> [TASK DESCRIPTION]
Report each line of the data that has "date" somewhere in it.

-- BEGIN MATERIALS PROVIDED --

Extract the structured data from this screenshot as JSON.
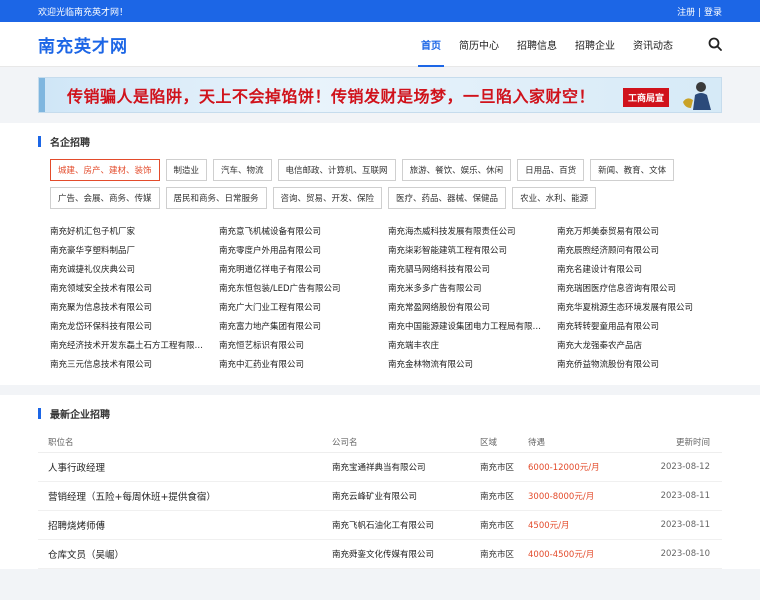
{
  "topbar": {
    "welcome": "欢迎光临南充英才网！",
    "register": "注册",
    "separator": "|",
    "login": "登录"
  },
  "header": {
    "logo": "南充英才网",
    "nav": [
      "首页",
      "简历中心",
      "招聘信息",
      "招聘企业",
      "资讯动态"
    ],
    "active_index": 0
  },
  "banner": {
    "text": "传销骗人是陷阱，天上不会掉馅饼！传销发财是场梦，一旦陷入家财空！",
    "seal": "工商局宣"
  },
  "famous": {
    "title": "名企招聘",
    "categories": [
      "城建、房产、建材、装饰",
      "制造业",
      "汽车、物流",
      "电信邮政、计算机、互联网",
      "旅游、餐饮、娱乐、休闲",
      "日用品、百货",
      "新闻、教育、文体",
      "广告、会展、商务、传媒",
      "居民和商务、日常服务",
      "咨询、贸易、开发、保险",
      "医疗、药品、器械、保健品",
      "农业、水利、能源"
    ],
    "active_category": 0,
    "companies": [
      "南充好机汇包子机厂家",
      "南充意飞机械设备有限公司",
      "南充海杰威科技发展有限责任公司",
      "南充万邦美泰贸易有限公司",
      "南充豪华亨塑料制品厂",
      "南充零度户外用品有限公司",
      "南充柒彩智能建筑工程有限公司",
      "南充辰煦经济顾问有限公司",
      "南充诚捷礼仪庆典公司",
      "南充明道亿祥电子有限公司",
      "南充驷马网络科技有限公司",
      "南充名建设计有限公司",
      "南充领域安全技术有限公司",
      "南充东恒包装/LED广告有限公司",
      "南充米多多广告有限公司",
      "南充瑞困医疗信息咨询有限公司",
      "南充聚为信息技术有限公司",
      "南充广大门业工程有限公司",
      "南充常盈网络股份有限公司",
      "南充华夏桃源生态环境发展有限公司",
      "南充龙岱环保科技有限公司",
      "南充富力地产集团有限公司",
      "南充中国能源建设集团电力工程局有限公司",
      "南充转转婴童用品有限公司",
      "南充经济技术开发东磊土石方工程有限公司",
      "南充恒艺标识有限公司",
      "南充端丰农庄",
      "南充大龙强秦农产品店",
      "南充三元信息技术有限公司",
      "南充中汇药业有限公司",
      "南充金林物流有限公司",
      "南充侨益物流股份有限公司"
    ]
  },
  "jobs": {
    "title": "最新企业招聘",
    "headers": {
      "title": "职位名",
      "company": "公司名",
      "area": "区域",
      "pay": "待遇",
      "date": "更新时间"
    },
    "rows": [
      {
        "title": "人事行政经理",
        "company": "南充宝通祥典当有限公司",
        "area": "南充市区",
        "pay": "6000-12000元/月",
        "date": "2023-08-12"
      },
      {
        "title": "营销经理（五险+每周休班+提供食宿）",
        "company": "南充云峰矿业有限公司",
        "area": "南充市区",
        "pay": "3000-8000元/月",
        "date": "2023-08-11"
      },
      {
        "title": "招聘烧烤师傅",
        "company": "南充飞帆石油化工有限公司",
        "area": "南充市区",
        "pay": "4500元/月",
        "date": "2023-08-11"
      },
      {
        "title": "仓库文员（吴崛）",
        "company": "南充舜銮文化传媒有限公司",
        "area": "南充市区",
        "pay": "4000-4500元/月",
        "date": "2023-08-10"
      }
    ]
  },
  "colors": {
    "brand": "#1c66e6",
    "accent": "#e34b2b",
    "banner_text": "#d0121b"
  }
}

-- END MATERIALS PROVIDED --

> [ANSWER TO THIS TASK]
      "date": "更新时间"
        "date": "2023-08-12"
        "date": "2023-08-11"
        "date": "2023-08-11"
        "date": "2023-08-10"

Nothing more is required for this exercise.